## START
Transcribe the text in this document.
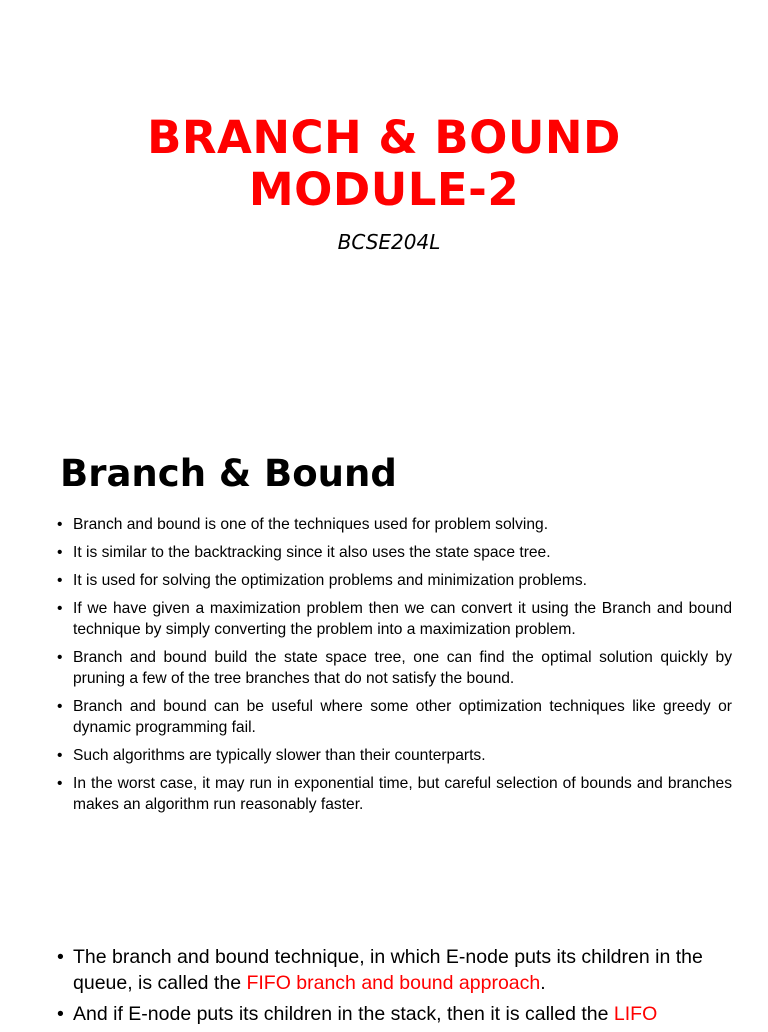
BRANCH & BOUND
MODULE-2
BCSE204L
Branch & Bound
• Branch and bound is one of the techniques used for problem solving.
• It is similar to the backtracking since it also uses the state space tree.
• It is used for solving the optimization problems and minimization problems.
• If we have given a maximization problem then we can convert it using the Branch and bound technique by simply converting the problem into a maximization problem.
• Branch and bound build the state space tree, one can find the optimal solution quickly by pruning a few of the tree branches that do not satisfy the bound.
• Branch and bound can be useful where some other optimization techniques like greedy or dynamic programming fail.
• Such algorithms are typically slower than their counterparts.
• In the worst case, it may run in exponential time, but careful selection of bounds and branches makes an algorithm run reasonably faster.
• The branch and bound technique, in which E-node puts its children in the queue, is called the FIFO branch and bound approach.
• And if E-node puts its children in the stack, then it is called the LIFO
## END
## START
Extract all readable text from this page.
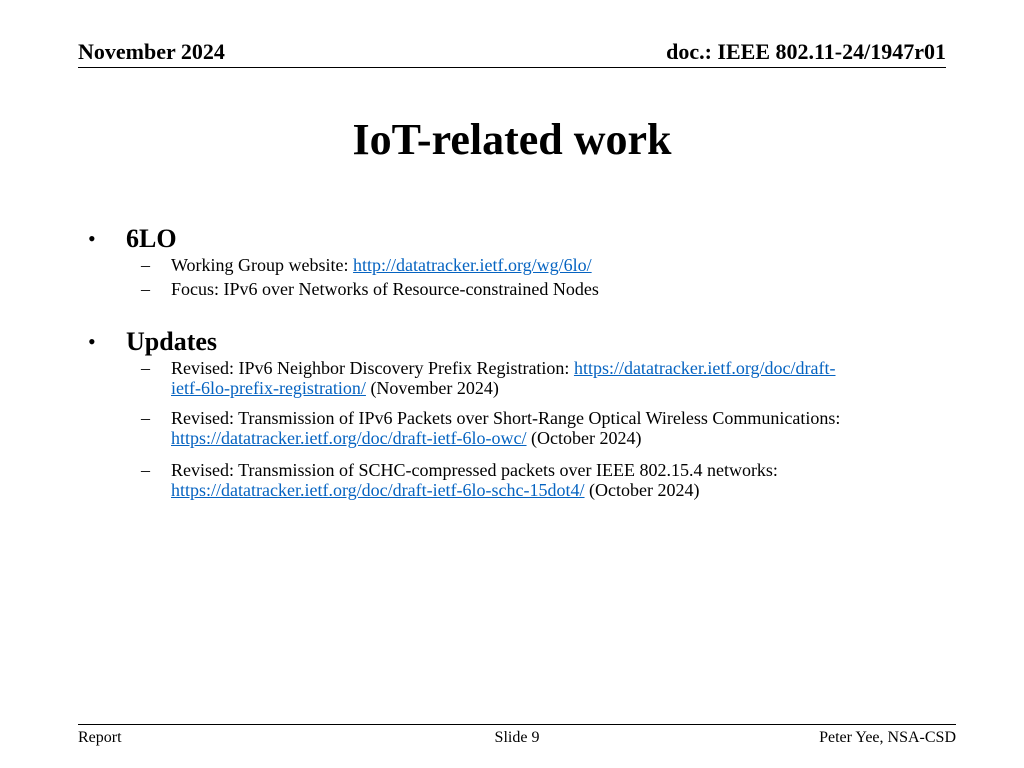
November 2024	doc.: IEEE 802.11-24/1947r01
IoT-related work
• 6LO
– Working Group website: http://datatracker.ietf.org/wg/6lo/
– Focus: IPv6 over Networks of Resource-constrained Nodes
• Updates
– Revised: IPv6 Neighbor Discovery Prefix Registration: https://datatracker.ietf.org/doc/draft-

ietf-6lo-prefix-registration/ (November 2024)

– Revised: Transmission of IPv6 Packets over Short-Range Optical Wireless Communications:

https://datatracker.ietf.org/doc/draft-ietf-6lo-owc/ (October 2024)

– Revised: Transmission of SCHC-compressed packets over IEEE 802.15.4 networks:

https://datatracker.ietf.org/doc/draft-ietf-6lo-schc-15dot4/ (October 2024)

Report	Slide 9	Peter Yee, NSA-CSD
## END
**Written instruction**. Copy out each line of the entries that holds "text".

**Result of this task**.
Transcribe the text in this document.
Extract all readable text from this page.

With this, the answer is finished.